(Challenge) Every line with the string "否则看不清楚" should be gathered.

======== Records for this exercise ========

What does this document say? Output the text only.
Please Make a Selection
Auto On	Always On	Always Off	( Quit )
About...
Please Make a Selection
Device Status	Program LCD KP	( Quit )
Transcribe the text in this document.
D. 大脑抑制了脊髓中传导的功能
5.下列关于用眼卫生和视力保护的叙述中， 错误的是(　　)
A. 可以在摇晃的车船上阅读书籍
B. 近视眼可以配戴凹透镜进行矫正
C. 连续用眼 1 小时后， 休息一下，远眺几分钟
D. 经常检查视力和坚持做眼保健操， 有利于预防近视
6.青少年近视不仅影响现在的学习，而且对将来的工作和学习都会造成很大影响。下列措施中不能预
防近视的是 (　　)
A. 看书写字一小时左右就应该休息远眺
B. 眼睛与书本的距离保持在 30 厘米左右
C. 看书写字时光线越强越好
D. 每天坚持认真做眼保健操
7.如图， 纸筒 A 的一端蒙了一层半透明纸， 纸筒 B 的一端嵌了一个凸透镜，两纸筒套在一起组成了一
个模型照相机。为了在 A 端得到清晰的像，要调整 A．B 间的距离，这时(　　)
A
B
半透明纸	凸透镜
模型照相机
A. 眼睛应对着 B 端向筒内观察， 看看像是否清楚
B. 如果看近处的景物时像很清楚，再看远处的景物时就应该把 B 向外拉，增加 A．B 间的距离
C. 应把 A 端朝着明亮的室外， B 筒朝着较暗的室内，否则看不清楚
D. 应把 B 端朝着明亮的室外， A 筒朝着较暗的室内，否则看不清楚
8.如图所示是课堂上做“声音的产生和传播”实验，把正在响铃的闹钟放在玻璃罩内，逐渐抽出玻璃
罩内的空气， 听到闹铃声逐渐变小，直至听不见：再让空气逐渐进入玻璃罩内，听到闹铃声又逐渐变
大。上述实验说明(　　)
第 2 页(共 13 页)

========

(Answer)
C. 应把 A 端朝着明亮的室外， B 筒朝着较暗的室内，否则看不清楚
D. 应把 B 端朝着明亮的室外， A 筒朝着较暗的室内，否则看不清楚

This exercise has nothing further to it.